-- Written task --
Reproduce the records exactly.
[START]
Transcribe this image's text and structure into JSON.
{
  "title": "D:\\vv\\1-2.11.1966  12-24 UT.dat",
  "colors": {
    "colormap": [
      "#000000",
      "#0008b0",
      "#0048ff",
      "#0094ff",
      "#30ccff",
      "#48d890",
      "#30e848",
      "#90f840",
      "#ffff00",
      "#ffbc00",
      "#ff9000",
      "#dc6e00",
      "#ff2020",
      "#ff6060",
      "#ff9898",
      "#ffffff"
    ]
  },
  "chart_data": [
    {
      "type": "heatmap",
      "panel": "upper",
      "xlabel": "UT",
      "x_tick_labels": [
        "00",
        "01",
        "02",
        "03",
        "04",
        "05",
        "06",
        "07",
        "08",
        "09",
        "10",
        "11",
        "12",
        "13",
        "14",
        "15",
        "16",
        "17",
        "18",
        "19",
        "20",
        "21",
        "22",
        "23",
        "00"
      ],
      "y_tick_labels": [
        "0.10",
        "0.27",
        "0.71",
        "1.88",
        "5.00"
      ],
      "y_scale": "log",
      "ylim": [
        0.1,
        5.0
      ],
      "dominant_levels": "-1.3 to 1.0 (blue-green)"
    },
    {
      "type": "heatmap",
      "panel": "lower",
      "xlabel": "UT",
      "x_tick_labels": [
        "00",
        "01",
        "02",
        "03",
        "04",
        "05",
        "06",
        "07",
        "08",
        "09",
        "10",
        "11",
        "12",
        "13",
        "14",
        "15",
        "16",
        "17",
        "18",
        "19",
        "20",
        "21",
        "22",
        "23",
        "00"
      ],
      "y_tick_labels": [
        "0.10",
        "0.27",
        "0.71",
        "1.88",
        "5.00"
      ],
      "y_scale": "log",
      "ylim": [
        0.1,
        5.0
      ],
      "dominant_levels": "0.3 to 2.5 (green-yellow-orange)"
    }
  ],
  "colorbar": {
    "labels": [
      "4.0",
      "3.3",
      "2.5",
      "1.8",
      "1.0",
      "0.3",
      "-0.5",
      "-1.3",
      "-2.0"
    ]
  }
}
[END]
-- The response --
Transcribe this image's text and structure into JSON.
{
  "title": "D:\\vv\\1-2.11.1966  12-24 UT.dat",
  "colors": {
    "colormap": [
      "#000000",
      "#0008b0",
      "#0048ff",
      "#0094ff",
      "#30ccff",
      "#48d890",
      "#30e848",
      "#90f840",
      "#ffff00",
      "#ffbc00",
      "#ff9000",
      "#dc6e00",
      "#ff2020",
      "#ff6060",
      "#ff9898",
      "#ffffff"
    ]
  },
  "chart_data": [
    {
      "type": "heatmap",
      "panel": "upper",
      "xlabel": "UT",
      "x_tick_labels": [
        "00",
        "01",
        "02",
        "03",
        "04",
        "05",
        "06",
        "07",
        "08",
        "09",
        "10",
        "11",
        "12",
        "13",
        "14",
        "15",
        "16",
        "17",
        "18",
        "19",
        "20",
        "21",
        "22",
        "23",
        "00"
      ],
      "y_tick_labels": [
        "0.10",
        "0.27",
        "0.71",
        "1.88",
        "5.00"
      ],
      "y_scale": "log",
      "ylim": [
        0.1,
        5.0
      ],
      "dominant_levels": "-1.3 to 1.0 (blue-green)"
    },
    {
      "type": "heatmap",
      "panel": "lower",
      "xlabel": "UT",
      "x_tick_labels": [
        "00",
        "01",
        "02",
        "03",
        "04",
        "05",
        "06",
        "07",
        "08",
        "09",
        "10",
        "11",
        "12",
        "13",
        "14",
        "15",
        "16",
        "17",
        "18",
        "19",
        "20",
        "21",
        "22",
        "23",
        "00"
      ],
      "y_tick_labels": [
        "0.10",
        "0.27",
        "0.71",
        "1.88",
        "5.00"
      ],
      "y_scale": "log",
      "ylim": [
        0.1,
        5.0
      ],
      "dominant_levels": "0.3 to 2.5 (green-yellow-orange)"
    }
  ],
  "colorbar": {
    "labels": [
      "4.0",
      "3.3",
      "2.5",
      "1.8",
      "1.0",
      "0.3",
      "-0.5",
      "-1.3",
      "-2.0"
    ]
  }
}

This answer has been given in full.